[The input start]
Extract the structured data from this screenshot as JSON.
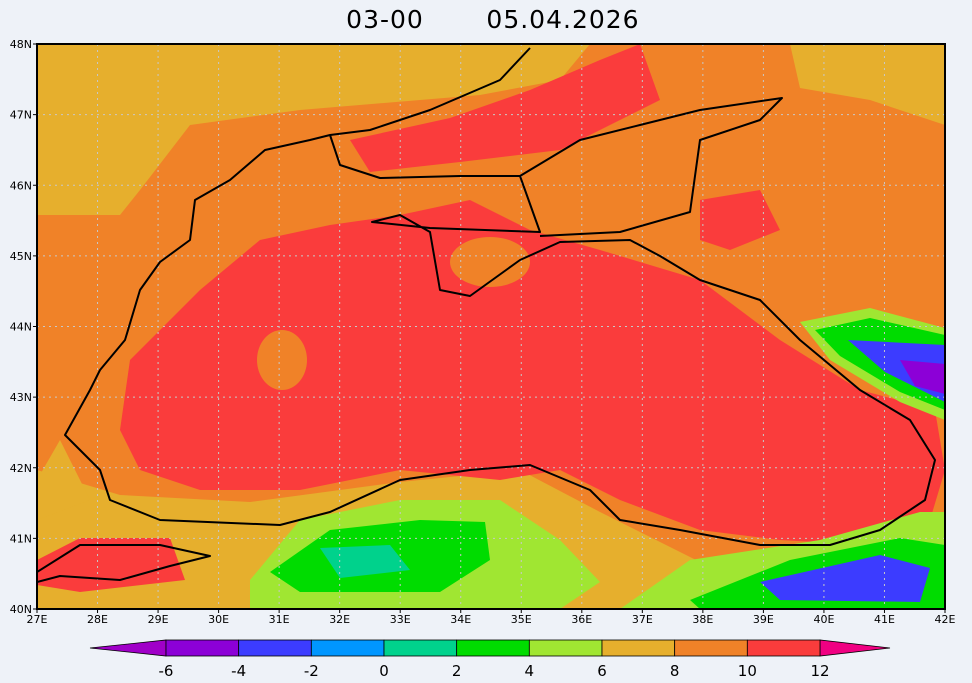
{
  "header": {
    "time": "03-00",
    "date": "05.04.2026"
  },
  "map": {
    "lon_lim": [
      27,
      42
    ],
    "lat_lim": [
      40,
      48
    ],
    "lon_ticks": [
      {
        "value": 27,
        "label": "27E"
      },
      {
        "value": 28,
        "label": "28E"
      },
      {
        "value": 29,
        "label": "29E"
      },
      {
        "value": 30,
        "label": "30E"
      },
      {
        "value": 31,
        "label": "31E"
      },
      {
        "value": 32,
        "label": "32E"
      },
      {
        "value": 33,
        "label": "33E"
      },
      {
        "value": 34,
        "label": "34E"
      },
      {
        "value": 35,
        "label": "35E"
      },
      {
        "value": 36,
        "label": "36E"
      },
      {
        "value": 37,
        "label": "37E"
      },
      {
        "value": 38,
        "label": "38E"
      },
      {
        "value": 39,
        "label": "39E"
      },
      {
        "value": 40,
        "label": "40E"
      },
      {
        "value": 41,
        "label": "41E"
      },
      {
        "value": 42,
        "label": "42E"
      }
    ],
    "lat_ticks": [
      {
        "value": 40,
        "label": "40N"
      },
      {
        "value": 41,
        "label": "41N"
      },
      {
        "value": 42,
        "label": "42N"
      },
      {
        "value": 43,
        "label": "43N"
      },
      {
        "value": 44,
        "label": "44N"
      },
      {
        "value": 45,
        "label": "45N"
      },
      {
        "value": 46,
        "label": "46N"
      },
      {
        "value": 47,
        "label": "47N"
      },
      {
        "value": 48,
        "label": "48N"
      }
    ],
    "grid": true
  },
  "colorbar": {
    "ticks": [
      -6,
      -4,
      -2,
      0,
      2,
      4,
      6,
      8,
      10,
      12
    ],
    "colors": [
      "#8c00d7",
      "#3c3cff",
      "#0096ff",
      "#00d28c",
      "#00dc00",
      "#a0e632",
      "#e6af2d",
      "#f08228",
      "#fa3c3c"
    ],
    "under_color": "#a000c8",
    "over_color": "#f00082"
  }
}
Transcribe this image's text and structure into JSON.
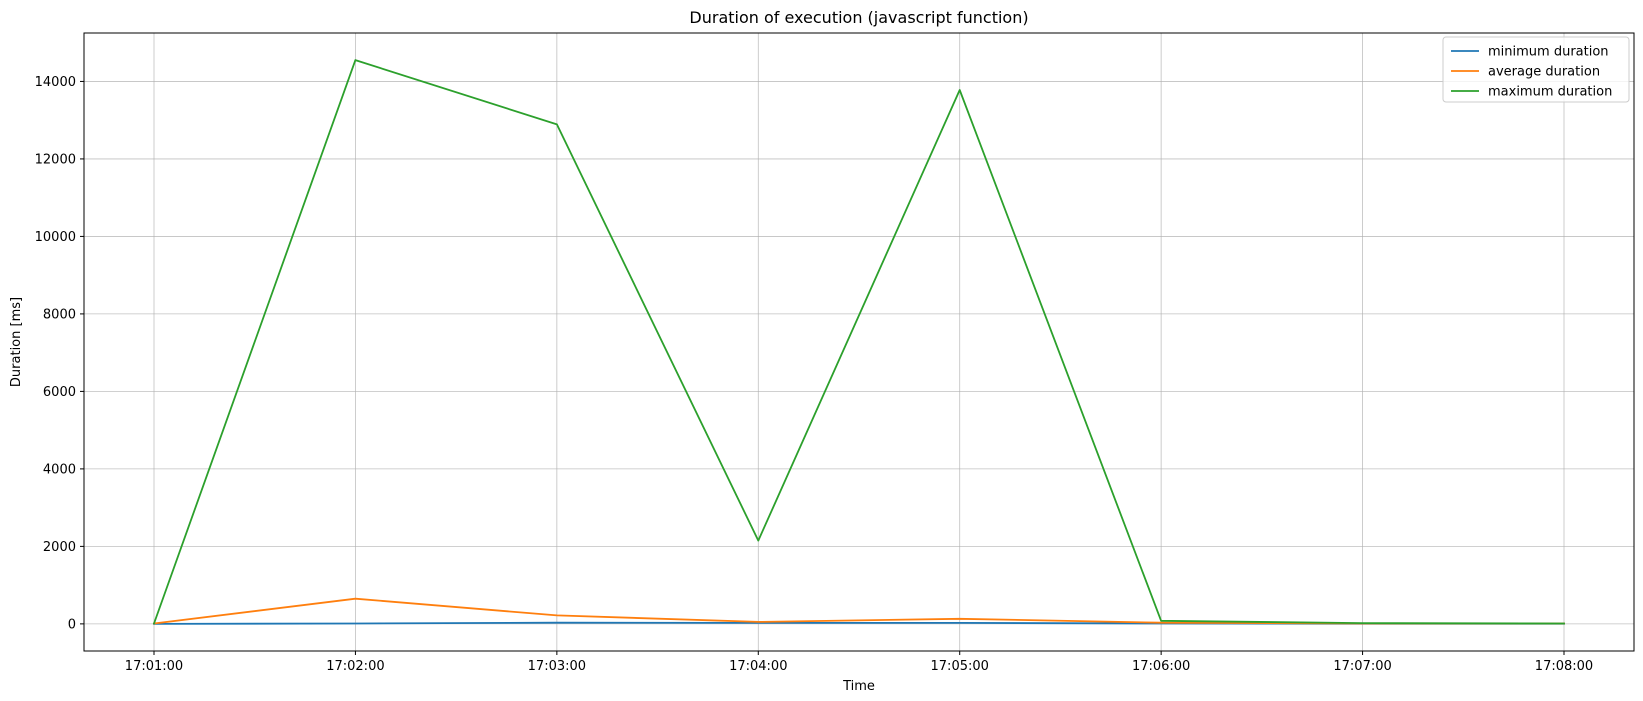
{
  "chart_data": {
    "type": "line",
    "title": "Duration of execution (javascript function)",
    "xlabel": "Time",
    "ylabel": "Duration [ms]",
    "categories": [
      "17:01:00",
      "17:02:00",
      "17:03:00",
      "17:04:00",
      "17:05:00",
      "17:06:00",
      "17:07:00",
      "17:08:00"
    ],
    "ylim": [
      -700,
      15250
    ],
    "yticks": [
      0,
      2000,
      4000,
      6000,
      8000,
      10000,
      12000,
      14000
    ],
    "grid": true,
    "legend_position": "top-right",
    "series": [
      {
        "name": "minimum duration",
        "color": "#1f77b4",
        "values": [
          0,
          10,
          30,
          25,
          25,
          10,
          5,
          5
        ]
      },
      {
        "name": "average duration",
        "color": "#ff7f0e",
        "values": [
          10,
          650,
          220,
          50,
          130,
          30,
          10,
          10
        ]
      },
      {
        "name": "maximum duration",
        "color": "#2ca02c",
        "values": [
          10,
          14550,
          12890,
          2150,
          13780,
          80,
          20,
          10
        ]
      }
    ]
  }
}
[The input end]
Quote everything in the listing above exactly; pictures are the only thing to omit.

**Result:**
Extract the structured data from this screenshot as JSON.
{
  "header": {
    "time": "03-00",
    "date": "05.04.2026"
  },
  "map": {
    "lon_lim": [
      27,
      42
    ],
    "lat_lim": [
      40,
      48
    ],
    "lon_ticks": [
      {
        "value": 27,
        "label": "27E"
      },
      {
        "value": 28,
        "label": "28E"
      },
      {
        "value": 29,
        "label": "29E"
      },
      {
        "value": 30,
        "label": "30E"
      },
      {
        "value": 31,
        "label": "31E"
      },
      {
        "value": 32,
        "label": "32E"
      },
      {
        "value": 33,
        "label": "33E"
      },
      {
        "value": 34,
        "label": "34E"
      },
      {
        "value": 35,
        "label": "35E"
      },
      {
        "value": 36,
        "label": "36E"
      },
      {
        "value": 37,
        "label": "37E"
      },
      {
        "value": 38,
        "label": "38E"
      },
      {
        "value": 39,
        "label": "39E"
      },
      {
        "value": 40,
        "label": "40E"
      },
      {
        "value": 41,
        "label": "41E"
      },
      {
        "value": 42,
        "label": "42E"
      }
    ],
    "lat_ticks": [
      {
        "value": 40,
        "label": "40N"
      },
      {
        "value": 41,
        "label": "41N"
      },
      {
        "value": 42,
        "label": "42N"
      },
      {
        "value": 43,
        "label": "43N"
      },
      {
        "value": 44,
        "label": "44N"
      },
      {
        "value": 45,
        "label": "45N"
      },
      {
        "value": 46,
        "label": "46N"
      },
      {
        "value": 47,
        "label": "47N"
      },
      {
        "value": 48,
        "label": "48N"
      }
    ],
    "grid": true
  },
  "colorbar": {
    "ticks": [
      -6,
      -4,
      -2,
      0,
      2,
      4,
      6,
      8,
      10,
      12
    ],
    "colors": [
      "#8c00d7",
      "#3c3cff",
      "#0096ff",
      "#00d28c",
      "#00dc00",
      "#a0e632",
      "#e6af2d",
      "#f08228",
      "#fa3c3c"
    ],
    "under_color": "#a000c8",
    "over_color": "#f00082"
  }
}
Transcribe this image's text and structure into JSON.
{
  "chart_data": {
    "type": "line",
    "title": "Duration of execution (javascript function)",
    "xlabel": "Time",
    "ylabel": "Duration [ms]",
    "categories": [
      "17:01:00",
      "17:02:00",
      "17:03:00",
      "17:04:00",
      "17:05:00",
      "17:06:00",
      "17:07:00",
      "17:08:00"
    ],
    "ylim": [
      -700,
      15250
    ],
    "yticks": [
      0,
      2000,
      4000,
      6000,
      8000,
      10000,
      12000,
      14000
    ],
    "grid": true,
    "legend_position": "top-right",
    "series": [
      {
        "name": "minimum duration",
        "color": "#1f77b4",
        "values": [
          0,
          10,
          30,
          25,
          25,
          10,
          5,
          5
        ]
      },
      {
        "name": "average duration",
        "color": "#ff7f0e",
        "values": [
          10,
          650,
          220,
          50,
          130,
          30,
          10,
          10
        ]
      },
      {
        "name": "maximum duration",
        "color": "#2ca02c",
        "values": [
          10,
          14550,
          12890,
          2150,
          13780,
          80,
          20,
          10
        ]
      }
    ]
  }
}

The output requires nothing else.